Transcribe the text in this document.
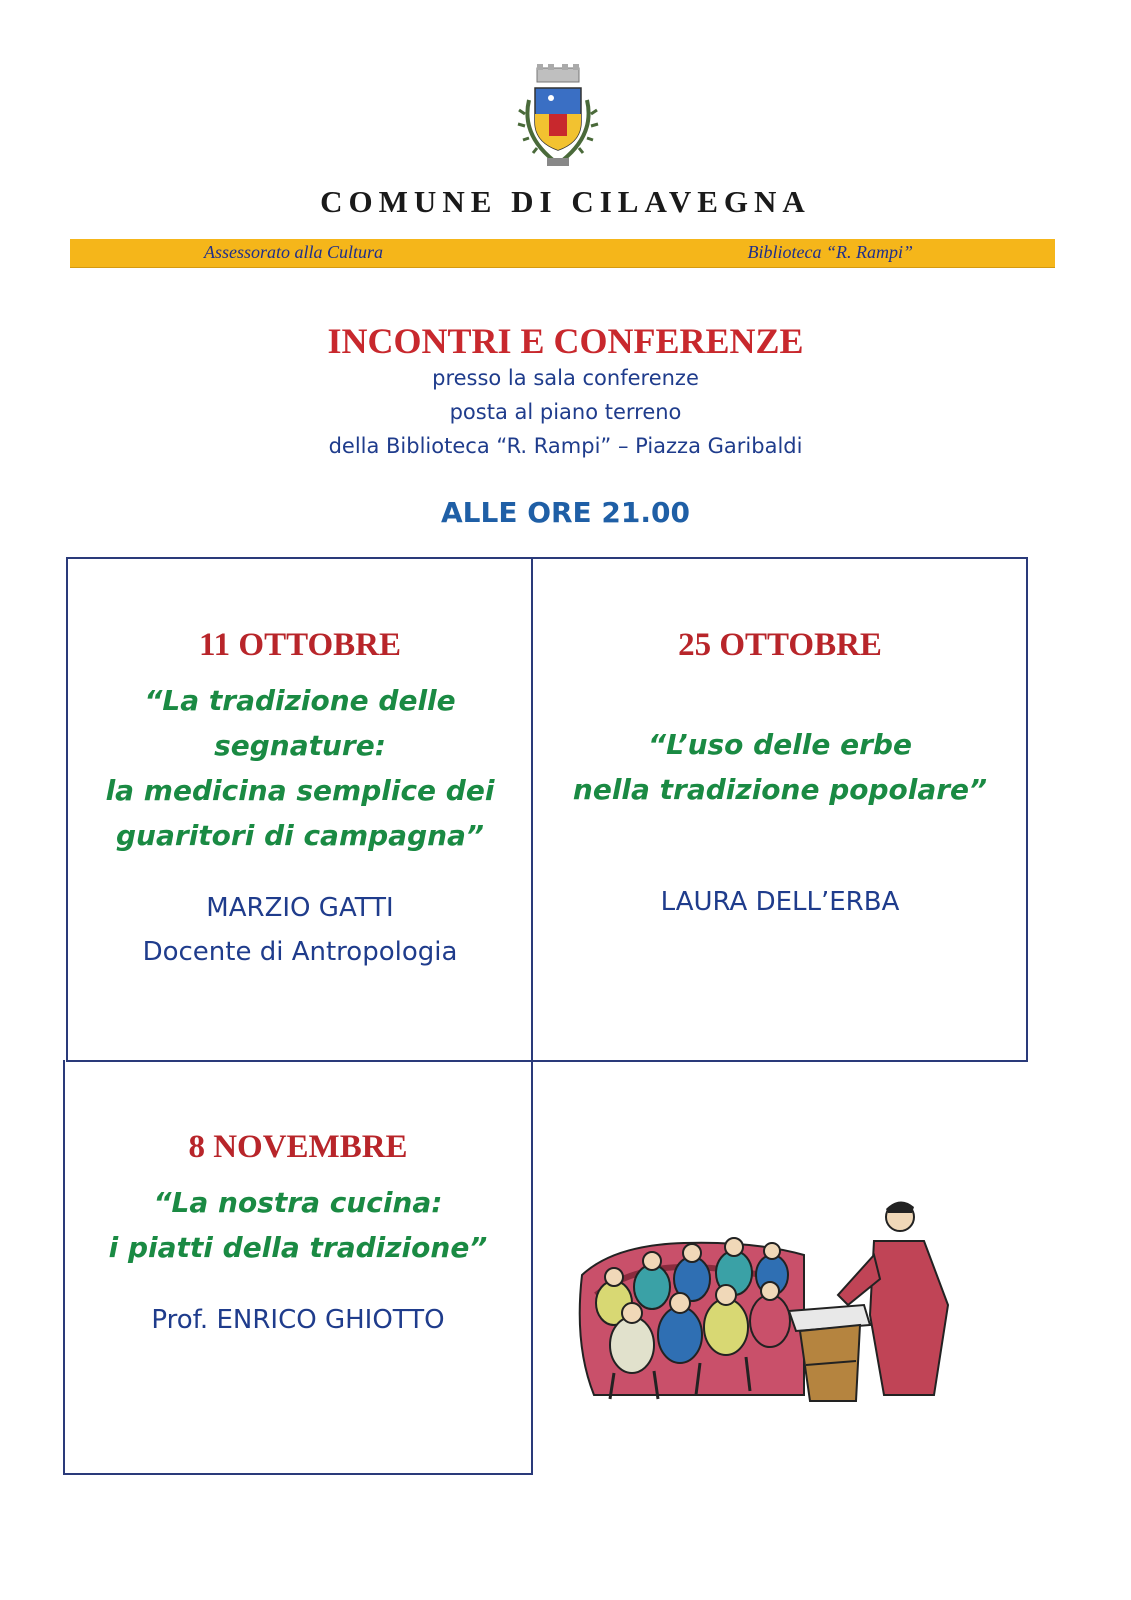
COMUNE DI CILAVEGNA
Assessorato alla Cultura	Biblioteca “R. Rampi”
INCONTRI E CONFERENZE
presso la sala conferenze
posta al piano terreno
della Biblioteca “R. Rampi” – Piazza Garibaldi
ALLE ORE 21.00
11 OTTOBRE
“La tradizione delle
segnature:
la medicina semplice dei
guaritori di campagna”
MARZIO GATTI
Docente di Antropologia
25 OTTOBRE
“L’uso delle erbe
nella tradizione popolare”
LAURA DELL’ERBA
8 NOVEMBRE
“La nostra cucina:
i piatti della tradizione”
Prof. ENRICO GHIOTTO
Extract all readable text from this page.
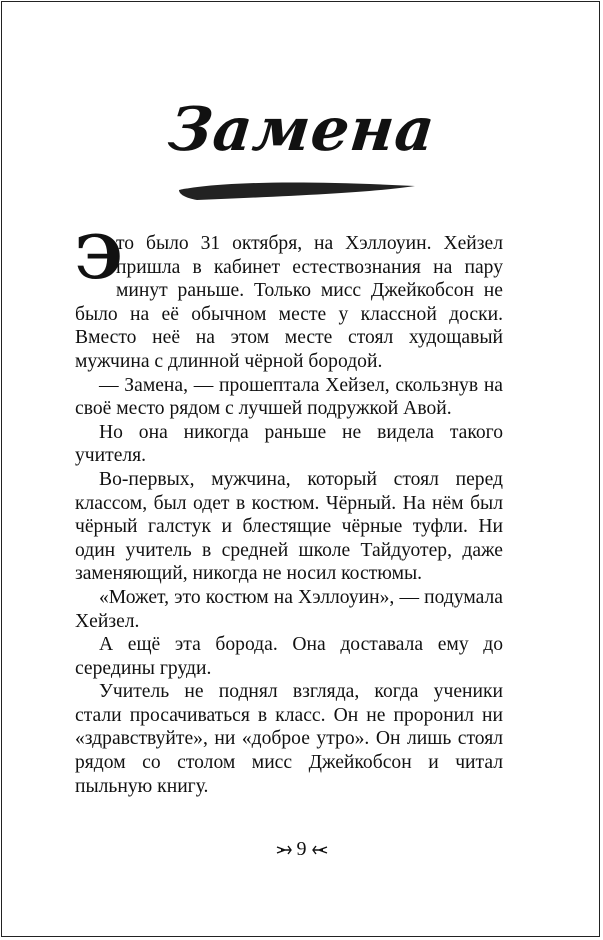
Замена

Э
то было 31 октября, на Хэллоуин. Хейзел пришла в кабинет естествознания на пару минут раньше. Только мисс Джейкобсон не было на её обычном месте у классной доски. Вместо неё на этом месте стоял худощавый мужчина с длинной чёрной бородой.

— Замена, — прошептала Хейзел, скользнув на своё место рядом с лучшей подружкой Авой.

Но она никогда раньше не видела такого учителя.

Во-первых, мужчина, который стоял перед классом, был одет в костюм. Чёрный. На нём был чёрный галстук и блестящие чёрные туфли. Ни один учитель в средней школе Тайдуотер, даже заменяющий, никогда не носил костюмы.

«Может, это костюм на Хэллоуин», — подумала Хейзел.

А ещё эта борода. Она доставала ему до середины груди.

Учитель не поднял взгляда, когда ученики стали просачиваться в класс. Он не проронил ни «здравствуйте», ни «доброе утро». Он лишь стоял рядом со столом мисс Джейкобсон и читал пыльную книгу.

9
===============
Aim of the exercise:
Identify the lines above that contain the word "this", then copy them.

Task solution:
Transcribe the text in this document.
Extract all readable text from this page.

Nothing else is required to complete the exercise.